━━ DOCUMENT SECTION ━━
On the other hand, I don't think clearing the screen is necessary at all from a user experience perspective. Think of any interactive interpreter you might have used: python, irb, or even cmd. After one line of input is received, a new one can be entered without the screen being cleared. This is useful because the user might want to look at their previous calculations when making new ones. Therefore, I think an interaction between user and program should look more similar to this:

Calculator by luckystrrrike. Type quit to exit.
expression> 2 * 3 =
= 6
expression> 6 + 1 =
= 7
expression> quit

Alternatively, a user could also press CtrlC to exit the program.

If you choose to go down the route of making the calculator more "interpreter like", adding line history etc seems like the next step. Line history is where pressing up on the keyboard scrolls through previously entered lines, which could be really helpful, e.g. if you typed something out wrong. You could implement this by yourself, but fortunately there is a library readily available for this as well called readline.
━━━
**STATED PROBLEM 1**: In the calculator review, what is the name of the library that provides line history?
**STATED PROBLEM 2**: From the calculator review, set down the passage that begins with the words "If you choose" and ends after "well called readline.".
The lines after this have nothing to do with the calculator review.
━━ INFORMATION PROVIDED ━━
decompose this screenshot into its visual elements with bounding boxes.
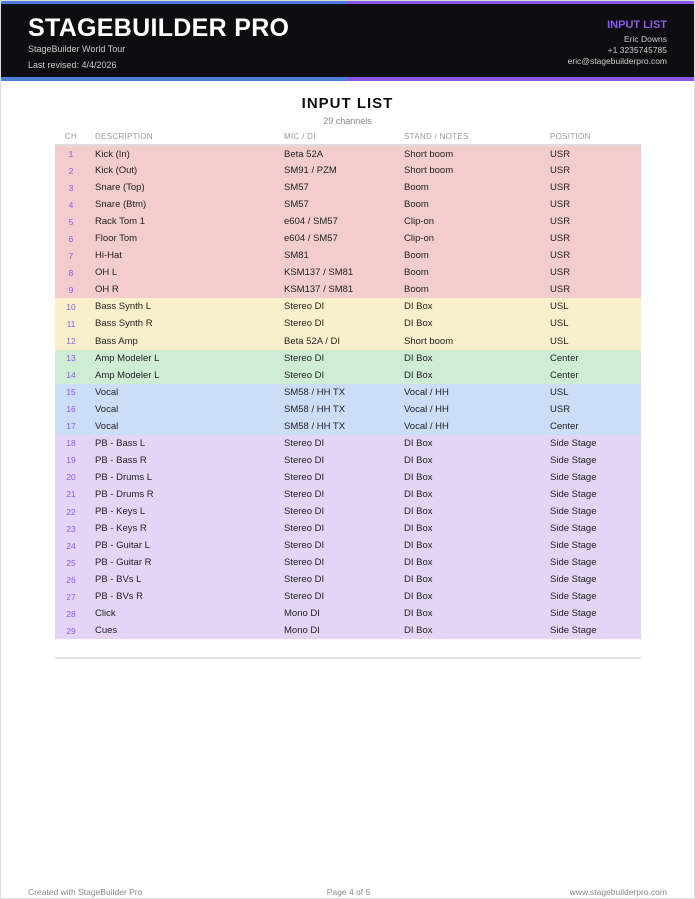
━━━
**SOLUTION 1**: readline

**SOLUTION 2**:
If you choose to go down the route of making the calculator more "interpreter like", adding line history etc seems like the next step. Line history is where pressing up on the keyboard scrolls through previously entered lines, which could be really helpful, e.g. if you typed something out wrong. You could implement this by yourself, but fortunately there is a library readily available for this as well called readline.